Short task:
Check each line of the records below and collect those holding "根据所学知识和题干信息可知".

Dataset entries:
* * *

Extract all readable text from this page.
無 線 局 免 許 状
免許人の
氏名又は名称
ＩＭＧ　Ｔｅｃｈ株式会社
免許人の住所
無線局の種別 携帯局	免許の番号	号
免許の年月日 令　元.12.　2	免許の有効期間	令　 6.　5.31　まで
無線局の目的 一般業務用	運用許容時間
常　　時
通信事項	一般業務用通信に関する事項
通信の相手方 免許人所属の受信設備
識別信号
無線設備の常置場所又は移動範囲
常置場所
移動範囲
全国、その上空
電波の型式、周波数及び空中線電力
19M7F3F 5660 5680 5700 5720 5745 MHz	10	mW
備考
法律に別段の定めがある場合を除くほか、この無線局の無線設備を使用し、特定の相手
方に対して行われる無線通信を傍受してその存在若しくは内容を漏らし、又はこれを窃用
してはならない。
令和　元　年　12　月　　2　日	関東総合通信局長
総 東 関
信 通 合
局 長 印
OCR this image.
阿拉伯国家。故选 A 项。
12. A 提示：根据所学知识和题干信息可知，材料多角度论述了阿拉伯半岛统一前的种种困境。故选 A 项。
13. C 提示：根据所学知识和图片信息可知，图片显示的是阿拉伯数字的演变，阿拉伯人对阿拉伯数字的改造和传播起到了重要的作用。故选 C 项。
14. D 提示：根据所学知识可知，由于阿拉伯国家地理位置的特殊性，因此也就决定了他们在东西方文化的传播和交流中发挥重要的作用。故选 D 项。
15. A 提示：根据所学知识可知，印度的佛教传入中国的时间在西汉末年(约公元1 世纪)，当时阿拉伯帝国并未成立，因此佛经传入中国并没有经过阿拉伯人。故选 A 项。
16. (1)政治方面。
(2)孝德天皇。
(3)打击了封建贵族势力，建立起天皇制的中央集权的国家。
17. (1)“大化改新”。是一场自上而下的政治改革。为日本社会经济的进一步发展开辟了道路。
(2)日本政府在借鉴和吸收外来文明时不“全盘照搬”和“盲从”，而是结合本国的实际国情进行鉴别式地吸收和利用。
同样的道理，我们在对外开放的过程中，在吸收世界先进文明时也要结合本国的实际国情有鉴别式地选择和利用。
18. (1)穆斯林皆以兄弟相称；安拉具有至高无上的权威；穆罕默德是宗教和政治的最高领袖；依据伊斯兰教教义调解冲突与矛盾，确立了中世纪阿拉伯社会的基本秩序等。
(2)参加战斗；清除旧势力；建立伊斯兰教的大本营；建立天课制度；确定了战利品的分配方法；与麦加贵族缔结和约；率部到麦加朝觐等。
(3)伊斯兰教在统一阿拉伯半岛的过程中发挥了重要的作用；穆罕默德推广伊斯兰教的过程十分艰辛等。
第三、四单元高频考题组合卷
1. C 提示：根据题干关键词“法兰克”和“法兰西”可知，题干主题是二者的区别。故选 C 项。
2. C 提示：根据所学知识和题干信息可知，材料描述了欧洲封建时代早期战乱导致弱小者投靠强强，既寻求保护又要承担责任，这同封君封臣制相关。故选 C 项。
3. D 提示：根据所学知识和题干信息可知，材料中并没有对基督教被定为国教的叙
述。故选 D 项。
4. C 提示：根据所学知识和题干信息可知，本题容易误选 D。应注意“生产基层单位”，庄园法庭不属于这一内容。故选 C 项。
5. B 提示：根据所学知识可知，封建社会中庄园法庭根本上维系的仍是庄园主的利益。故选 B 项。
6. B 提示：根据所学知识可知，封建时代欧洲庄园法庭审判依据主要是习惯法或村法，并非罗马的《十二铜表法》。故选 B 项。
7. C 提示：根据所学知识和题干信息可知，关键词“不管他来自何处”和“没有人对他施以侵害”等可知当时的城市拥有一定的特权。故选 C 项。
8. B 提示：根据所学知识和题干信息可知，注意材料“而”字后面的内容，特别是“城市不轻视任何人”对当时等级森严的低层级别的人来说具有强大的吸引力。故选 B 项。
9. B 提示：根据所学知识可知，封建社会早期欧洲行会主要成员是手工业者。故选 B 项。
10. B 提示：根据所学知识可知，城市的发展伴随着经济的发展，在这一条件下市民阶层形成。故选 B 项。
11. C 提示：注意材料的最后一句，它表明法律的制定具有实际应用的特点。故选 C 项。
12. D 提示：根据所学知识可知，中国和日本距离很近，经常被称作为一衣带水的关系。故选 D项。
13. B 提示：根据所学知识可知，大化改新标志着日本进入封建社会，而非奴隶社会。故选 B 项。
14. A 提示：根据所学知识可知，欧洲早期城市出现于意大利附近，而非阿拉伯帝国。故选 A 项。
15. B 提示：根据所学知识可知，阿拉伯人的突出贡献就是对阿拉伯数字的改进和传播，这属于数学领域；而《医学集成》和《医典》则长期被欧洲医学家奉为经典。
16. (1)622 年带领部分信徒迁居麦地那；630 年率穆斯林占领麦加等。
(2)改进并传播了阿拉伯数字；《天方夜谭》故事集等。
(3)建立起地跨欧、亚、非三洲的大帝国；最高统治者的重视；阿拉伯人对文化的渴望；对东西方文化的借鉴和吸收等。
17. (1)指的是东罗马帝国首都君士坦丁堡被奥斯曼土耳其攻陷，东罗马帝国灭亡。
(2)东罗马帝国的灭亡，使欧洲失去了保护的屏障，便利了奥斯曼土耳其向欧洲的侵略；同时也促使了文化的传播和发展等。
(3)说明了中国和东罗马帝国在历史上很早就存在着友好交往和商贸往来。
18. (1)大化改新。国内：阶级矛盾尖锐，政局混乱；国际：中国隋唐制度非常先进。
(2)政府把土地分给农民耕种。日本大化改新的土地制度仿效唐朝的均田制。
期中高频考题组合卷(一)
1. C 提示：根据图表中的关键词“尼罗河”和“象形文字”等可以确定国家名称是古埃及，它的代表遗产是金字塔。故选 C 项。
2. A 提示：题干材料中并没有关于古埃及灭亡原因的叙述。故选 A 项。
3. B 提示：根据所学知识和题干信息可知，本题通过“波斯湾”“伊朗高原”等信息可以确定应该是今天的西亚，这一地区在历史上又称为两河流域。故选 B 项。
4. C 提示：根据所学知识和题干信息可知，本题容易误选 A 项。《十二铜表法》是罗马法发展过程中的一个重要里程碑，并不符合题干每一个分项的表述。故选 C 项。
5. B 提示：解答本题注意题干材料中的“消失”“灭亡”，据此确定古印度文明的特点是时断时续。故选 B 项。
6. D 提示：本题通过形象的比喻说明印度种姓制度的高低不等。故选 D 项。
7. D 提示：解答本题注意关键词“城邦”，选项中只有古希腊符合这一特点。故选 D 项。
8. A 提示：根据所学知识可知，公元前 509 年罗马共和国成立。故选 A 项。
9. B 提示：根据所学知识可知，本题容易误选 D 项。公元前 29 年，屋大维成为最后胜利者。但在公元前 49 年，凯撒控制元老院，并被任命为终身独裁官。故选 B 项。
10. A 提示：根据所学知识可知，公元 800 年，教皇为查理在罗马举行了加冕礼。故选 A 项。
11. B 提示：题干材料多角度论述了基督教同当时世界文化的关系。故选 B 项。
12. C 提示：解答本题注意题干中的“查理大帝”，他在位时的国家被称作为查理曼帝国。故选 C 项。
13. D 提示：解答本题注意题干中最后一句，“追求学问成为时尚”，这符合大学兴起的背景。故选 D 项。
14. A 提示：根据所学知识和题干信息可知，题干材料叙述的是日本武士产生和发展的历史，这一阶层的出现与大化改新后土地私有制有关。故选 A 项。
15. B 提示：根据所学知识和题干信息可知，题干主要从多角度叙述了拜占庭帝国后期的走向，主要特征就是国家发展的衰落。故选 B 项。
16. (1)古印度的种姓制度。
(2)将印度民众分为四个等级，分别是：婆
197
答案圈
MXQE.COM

* * *

Complete answer:
12. A 提示：根据所学知识和题干信息可知，材料多角度论述了阿拉伯半岛统一前的种种困境。故选 A 项。
2. C 提示：根据所学知识和题干信息可知，材料描述了欧洲封建时代早期战乱导致弱小者投靠强强，既寻求保护又要承担责任，这同封君封臣制相关。故选 C 项。
3. D 提示：根据所学知识和题干信息可知，材料中并没有对基督教被定为国教的叙
4. C 提示：根据所学知识和题干信息可知，本题容易误选 D。应注意“生产基层单位”，庄园法庭不属于这一内容。故选 C 项。
7. C 提示：根据所学知识和题干信息可知，关键词“不管他来自何处”和“没有人对他施以侵害”等可知当时的城市拥有一定的特权。故选 C 项。
8. B 提示：根据所学知识和题干信息可知，注意材料“而”字后面的内容，特别是“城市不轻视任何人”对当时等级森严的低层级别的人来说具有强大的吸引力。故选 B 项。
3. B 提示：根据所学知识和题干信息可知，本题通过“波斯湾”“伊朗高原”等信息可以确定应该是今天的西亚，这一地区在历史上又称为两河流域。故选 B 项。
4. C 提示：根据所学知识和题干信息可知，本题容易误选 A 项。《十二铜表法》是罗马法发展过程中的一个重要里程碑，并不符合题干每一个分项的表述。故选 C 项。
14. A 提示：根据所学知识和题干信息可知，题干材料叙述的是日本武士产生和发展的历史，这一阶层的出现与大化改新后土地私有制有关。故选 A 项。
15. B 提示：根据所学知识和题干信息可知，题干主要从多角度叙述了拜占庭帝国后期的走向，主要特征就是国家发展的衰落。故选 B 项。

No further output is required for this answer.